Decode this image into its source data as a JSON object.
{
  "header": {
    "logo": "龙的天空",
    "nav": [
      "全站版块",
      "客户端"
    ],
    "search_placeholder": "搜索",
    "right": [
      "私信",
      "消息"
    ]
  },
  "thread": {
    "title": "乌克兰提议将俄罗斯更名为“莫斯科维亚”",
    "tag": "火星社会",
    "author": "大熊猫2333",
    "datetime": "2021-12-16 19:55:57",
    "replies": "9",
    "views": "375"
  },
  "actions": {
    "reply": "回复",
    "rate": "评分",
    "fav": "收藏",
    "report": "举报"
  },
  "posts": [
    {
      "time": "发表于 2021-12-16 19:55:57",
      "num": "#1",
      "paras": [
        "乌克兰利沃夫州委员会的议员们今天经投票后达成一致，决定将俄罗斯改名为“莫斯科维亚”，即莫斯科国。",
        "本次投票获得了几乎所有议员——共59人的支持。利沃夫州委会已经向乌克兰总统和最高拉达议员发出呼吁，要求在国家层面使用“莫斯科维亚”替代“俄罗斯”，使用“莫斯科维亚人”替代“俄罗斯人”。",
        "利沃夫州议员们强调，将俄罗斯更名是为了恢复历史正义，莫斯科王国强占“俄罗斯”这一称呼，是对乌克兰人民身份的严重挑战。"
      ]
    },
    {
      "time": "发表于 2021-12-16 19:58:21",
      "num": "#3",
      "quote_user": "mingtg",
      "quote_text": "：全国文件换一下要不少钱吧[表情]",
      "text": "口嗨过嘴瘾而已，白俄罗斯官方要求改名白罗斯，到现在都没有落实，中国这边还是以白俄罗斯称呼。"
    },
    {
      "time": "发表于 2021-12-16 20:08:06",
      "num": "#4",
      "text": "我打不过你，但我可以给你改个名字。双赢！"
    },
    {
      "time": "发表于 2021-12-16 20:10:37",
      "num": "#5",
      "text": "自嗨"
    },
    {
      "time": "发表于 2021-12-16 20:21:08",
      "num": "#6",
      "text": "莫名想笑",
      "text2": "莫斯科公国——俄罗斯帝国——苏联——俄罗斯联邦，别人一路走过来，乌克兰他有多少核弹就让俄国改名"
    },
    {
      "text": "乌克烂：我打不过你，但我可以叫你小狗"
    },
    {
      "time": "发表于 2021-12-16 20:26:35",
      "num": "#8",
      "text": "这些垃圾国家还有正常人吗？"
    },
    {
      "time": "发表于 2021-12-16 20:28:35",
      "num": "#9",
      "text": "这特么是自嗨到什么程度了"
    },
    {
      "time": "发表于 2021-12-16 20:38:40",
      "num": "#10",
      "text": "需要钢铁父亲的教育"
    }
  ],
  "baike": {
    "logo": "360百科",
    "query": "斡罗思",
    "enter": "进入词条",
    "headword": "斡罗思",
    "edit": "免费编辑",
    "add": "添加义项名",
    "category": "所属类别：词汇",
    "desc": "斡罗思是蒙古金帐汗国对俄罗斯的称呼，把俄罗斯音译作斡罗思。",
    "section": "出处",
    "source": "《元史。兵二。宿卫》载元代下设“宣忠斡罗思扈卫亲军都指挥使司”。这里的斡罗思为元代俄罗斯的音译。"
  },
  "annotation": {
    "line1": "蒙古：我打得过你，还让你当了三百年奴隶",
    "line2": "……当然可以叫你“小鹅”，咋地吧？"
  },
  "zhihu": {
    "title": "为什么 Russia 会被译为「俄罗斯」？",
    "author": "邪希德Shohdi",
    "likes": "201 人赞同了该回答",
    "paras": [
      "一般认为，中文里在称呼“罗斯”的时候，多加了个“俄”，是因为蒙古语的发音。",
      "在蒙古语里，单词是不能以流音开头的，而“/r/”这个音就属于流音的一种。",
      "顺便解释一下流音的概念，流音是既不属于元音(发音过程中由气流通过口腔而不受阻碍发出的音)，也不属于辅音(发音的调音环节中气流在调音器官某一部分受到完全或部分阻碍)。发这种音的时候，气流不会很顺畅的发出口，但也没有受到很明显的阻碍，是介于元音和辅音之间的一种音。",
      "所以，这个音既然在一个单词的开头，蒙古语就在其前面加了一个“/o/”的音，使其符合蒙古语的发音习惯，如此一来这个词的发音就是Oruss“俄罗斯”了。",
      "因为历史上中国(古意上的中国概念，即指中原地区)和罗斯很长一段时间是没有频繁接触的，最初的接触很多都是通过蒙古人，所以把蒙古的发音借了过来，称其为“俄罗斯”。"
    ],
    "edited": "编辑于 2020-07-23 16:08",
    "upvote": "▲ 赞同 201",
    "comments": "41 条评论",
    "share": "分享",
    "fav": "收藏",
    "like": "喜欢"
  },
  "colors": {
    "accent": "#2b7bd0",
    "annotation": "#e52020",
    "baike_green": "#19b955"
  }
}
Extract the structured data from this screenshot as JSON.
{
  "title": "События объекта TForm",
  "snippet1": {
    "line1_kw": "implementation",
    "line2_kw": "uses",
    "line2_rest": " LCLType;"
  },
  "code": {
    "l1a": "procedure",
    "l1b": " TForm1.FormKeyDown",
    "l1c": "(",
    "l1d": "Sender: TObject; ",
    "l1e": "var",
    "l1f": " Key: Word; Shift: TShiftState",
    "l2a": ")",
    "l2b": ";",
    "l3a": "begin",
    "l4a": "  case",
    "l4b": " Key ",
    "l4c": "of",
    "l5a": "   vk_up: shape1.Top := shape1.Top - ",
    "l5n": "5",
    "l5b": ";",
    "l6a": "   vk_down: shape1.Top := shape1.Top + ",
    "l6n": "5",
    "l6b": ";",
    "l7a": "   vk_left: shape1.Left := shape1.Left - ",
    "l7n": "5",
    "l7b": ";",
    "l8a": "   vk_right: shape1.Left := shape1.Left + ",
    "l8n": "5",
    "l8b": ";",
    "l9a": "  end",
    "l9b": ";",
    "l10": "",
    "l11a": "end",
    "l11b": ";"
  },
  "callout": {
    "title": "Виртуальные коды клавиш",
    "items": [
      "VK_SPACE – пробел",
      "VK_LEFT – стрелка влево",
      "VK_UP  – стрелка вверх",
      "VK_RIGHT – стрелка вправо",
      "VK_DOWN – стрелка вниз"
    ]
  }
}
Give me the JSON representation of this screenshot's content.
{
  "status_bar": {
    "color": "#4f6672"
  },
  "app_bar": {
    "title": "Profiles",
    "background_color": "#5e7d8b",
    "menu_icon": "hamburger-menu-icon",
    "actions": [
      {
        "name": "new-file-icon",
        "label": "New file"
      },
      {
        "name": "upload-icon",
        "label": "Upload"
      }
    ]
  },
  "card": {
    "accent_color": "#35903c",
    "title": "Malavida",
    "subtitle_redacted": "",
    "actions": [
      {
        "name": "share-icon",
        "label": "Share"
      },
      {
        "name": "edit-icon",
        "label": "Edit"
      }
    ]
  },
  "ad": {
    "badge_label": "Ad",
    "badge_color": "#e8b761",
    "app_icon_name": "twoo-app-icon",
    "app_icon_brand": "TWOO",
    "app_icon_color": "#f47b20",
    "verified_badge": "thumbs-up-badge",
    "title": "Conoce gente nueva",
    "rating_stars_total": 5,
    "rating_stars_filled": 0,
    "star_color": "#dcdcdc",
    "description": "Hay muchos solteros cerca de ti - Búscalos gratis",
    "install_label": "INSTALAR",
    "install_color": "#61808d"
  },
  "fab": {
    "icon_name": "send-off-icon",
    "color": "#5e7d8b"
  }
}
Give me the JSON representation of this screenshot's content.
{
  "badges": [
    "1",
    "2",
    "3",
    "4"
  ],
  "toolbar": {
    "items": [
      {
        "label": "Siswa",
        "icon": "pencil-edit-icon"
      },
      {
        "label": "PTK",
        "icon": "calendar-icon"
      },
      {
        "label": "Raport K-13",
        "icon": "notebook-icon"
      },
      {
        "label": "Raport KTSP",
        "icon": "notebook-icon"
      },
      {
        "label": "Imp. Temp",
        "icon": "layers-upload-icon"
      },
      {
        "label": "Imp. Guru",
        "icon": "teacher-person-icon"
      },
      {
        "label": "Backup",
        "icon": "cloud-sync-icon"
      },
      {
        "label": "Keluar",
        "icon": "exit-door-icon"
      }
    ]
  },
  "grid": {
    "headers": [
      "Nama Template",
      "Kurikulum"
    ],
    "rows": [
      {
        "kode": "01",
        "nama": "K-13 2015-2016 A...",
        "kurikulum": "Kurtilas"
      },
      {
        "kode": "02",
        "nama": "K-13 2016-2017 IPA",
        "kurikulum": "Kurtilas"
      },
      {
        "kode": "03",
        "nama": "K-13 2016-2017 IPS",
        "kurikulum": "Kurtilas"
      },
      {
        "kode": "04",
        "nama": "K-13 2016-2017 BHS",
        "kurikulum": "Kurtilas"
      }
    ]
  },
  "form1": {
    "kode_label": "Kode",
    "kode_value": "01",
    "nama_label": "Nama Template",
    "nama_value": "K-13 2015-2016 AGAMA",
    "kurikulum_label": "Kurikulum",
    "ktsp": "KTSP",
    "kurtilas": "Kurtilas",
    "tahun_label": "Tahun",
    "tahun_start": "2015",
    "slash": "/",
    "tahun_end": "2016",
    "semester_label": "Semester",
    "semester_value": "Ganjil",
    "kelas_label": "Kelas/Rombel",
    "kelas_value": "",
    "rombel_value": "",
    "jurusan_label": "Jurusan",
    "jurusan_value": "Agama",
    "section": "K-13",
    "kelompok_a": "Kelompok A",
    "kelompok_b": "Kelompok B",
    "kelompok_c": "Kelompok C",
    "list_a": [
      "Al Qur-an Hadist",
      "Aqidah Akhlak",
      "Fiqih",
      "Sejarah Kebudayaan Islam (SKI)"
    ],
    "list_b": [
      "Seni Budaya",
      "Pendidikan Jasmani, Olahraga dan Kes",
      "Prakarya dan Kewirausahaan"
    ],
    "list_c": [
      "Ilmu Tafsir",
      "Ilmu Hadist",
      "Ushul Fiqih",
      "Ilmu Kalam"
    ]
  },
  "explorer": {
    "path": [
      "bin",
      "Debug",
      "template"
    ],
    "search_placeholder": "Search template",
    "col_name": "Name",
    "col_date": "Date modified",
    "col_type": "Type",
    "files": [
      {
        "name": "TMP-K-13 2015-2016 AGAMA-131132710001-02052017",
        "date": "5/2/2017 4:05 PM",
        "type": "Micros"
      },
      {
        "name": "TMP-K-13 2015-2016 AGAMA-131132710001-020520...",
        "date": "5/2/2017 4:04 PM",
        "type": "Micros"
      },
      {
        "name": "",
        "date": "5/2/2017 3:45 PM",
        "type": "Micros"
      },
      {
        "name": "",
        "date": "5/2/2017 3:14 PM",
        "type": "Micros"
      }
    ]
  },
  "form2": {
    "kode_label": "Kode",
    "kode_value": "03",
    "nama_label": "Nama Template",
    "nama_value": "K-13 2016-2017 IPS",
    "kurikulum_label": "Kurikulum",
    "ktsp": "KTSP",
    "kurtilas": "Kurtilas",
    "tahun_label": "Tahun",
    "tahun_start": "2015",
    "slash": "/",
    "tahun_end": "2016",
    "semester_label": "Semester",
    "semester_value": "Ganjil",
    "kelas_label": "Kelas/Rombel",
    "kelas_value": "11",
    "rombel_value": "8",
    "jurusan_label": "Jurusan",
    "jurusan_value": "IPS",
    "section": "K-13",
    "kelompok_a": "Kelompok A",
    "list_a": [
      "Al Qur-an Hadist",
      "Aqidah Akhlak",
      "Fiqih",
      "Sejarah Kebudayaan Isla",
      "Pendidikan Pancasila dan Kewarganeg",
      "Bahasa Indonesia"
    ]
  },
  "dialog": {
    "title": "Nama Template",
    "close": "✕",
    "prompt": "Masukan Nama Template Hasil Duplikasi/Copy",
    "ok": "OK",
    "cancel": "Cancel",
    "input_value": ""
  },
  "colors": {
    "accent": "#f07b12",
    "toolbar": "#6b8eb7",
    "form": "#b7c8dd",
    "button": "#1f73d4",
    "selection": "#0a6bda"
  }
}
-------------------------
Find each line that has the word "стрелка", then copy it out.

REPLY TO THE TASK
      "VK_LEFT – стрелка влево",
      "VK_UP  – стрелка вверх",
      "VK_RIGHT – стрелка вправо",
      "VK_DOWN – стрелка вниз"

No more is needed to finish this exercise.